- Description of the task -
Copy each line of the entries beneath that contains the word "screenshot".

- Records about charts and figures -
########################################

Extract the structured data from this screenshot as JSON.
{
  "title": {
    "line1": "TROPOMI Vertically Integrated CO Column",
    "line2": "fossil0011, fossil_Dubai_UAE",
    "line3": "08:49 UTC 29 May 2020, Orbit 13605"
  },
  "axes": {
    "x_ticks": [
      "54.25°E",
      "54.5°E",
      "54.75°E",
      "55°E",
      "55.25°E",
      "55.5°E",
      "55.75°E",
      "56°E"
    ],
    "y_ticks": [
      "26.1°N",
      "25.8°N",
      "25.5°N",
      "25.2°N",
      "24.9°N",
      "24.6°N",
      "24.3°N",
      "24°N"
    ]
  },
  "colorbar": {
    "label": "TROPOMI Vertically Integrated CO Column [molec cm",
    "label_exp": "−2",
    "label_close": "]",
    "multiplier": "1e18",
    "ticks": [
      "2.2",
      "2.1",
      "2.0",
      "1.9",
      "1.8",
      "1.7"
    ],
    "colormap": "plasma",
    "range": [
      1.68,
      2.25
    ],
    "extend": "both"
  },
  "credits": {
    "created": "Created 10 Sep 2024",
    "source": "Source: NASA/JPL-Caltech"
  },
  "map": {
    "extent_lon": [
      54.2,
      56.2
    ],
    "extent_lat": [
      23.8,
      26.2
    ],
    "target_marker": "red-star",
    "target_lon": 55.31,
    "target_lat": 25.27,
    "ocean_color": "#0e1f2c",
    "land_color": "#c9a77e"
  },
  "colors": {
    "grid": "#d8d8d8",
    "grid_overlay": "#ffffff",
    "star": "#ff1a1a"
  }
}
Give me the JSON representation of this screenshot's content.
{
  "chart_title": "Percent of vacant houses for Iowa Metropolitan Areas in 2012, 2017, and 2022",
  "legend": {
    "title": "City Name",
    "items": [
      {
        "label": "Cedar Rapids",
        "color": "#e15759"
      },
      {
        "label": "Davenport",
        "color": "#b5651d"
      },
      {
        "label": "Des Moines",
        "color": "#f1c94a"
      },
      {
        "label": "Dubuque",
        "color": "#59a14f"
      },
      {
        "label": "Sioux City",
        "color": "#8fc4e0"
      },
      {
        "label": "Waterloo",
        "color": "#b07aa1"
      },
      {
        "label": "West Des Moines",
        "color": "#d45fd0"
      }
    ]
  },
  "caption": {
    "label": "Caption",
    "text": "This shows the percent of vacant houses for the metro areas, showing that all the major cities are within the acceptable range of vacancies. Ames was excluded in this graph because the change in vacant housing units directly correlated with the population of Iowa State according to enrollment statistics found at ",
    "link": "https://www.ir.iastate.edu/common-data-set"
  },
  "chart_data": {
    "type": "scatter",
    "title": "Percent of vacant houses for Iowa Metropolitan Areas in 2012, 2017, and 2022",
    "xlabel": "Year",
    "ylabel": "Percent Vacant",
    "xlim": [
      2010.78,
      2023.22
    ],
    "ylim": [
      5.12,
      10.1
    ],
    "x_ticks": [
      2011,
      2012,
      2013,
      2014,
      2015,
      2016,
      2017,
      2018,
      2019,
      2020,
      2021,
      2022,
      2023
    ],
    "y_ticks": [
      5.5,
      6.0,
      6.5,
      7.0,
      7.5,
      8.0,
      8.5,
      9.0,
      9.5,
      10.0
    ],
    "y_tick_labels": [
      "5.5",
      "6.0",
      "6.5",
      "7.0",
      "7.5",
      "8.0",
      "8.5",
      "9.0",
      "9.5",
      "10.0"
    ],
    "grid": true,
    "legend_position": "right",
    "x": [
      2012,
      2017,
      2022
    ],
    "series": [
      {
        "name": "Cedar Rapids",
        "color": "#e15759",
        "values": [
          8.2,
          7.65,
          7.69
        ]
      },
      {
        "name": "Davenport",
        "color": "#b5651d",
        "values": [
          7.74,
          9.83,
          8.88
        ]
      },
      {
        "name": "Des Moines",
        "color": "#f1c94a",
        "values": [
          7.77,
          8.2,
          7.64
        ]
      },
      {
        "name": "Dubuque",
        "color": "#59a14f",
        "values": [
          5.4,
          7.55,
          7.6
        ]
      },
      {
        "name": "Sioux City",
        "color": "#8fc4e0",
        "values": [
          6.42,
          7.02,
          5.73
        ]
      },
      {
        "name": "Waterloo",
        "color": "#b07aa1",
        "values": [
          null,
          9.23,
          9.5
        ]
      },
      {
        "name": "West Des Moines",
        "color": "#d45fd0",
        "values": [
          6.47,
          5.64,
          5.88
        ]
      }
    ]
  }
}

########################################

- Completed exercise -
Extract the structured data from this screenshot as JSON.
Give me the JSON representation of this screenshot's content.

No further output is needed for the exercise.